**EXERCISE DETAILS:**
Copy each line with the word "leaving" in it.

[Items listed in a dataset]
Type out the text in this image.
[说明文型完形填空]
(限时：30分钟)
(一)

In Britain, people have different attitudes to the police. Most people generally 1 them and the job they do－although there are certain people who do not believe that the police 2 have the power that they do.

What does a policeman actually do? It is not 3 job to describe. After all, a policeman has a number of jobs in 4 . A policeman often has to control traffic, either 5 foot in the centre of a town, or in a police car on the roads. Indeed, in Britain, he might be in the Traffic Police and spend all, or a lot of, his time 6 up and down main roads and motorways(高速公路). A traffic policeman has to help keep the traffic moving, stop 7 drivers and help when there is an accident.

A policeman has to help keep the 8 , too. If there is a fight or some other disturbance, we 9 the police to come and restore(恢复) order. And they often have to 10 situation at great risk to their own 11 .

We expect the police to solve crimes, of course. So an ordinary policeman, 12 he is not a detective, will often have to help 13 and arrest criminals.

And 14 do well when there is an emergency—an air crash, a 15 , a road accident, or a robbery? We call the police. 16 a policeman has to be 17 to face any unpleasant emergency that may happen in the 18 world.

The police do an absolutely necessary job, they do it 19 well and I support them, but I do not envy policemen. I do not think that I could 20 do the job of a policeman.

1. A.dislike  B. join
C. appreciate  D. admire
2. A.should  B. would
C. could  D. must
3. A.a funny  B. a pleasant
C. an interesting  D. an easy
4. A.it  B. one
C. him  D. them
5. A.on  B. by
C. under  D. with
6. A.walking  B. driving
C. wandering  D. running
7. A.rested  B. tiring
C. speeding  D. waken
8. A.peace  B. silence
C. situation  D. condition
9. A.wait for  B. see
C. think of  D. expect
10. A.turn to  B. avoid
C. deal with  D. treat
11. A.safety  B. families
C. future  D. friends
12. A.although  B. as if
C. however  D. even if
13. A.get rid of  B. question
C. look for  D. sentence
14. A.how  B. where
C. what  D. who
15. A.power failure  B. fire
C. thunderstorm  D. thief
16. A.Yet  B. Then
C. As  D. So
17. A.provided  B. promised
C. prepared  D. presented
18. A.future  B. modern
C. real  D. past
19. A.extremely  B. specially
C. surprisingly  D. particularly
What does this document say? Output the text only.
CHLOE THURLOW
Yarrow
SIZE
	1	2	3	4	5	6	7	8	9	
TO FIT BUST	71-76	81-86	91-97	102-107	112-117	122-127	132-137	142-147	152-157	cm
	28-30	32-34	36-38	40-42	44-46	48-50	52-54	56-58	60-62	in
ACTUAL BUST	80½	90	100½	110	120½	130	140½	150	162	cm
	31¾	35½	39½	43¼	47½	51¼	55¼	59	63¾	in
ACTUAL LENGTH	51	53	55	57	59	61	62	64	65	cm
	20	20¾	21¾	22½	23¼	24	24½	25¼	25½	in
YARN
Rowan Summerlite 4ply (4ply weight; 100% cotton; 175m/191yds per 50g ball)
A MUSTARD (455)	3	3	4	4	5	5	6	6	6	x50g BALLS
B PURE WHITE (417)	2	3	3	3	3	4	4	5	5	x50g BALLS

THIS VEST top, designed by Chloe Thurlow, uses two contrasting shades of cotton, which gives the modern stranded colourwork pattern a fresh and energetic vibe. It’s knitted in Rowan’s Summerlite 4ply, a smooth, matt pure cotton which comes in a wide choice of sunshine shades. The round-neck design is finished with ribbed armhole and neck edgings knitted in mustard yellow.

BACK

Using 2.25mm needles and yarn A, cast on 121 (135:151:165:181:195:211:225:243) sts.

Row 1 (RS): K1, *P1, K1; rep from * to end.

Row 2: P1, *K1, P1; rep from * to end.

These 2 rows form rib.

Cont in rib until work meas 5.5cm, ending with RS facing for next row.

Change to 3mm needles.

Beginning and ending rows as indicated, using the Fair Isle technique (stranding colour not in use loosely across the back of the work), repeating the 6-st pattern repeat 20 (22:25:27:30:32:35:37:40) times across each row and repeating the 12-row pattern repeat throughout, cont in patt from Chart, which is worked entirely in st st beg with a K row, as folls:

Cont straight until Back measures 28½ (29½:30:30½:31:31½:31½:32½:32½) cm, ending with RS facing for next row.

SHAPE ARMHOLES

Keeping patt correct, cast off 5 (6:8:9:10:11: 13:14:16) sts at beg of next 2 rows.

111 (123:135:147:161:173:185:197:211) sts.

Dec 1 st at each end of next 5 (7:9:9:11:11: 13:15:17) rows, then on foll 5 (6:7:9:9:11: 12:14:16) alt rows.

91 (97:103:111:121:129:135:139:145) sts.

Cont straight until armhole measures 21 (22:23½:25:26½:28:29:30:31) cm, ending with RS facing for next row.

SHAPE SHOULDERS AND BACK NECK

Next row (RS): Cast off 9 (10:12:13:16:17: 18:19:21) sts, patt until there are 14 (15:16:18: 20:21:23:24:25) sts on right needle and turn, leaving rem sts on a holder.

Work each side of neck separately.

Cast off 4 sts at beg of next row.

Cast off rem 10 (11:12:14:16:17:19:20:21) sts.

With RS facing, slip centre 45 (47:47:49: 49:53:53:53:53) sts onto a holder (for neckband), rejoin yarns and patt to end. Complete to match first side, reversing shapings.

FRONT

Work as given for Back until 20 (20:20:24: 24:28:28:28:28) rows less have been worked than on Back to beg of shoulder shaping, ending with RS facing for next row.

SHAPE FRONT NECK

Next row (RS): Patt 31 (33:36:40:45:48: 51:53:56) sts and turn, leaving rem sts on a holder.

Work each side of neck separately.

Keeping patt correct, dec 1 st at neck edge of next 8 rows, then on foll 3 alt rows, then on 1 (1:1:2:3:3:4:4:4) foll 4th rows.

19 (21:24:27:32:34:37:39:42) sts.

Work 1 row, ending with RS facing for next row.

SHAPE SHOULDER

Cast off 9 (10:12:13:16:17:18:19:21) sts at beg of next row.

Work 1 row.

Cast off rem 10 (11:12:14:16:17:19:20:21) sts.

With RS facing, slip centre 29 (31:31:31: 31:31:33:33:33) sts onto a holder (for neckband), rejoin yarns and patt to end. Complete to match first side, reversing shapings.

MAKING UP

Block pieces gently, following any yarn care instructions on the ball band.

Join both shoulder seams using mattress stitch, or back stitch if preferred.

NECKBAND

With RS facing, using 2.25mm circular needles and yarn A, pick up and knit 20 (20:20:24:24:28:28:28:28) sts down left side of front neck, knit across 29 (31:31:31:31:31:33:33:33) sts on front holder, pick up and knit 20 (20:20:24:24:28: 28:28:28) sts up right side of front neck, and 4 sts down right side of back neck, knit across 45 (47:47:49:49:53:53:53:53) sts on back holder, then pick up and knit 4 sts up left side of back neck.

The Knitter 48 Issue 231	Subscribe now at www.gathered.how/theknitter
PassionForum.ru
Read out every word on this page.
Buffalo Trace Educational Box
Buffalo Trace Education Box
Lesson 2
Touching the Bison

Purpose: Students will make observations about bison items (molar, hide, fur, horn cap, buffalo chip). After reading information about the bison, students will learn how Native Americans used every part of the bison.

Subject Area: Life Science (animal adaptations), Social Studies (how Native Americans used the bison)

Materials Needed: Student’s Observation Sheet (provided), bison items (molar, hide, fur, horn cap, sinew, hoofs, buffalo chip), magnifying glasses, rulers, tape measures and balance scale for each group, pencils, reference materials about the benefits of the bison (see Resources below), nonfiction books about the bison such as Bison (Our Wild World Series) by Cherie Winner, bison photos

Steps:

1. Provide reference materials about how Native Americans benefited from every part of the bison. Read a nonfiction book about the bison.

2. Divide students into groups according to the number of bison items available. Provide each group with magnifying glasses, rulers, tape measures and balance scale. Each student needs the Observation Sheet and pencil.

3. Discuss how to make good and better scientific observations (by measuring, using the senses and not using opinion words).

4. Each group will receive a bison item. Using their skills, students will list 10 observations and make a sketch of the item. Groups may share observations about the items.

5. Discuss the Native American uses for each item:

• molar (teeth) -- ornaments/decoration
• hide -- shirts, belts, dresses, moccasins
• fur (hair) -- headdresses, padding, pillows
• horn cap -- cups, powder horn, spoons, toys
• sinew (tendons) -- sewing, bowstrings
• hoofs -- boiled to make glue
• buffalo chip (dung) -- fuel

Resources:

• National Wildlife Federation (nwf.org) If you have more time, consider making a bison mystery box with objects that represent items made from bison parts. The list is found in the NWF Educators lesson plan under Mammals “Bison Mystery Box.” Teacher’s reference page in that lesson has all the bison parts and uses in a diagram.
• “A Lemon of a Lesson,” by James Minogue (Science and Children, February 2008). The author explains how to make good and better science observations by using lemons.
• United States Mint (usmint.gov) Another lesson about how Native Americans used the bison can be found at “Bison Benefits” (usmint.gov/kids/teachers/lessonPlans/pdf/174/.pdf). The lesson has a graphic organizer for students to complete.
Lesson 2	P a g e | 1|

**RESULT OF THIS TASK:**
Next row (RS): Cast off 9 (10:12:13:16:17: 18:19:21) sts, patt until there are 14 (15:16:18: 20:21:23:24:25) sts on right needle and turn, leaving rem sts on a holder.
Next row (RS): Patt 31 (33:36:40:45:48: 51:53:56) sts and turn, leaving rem sts on a holder.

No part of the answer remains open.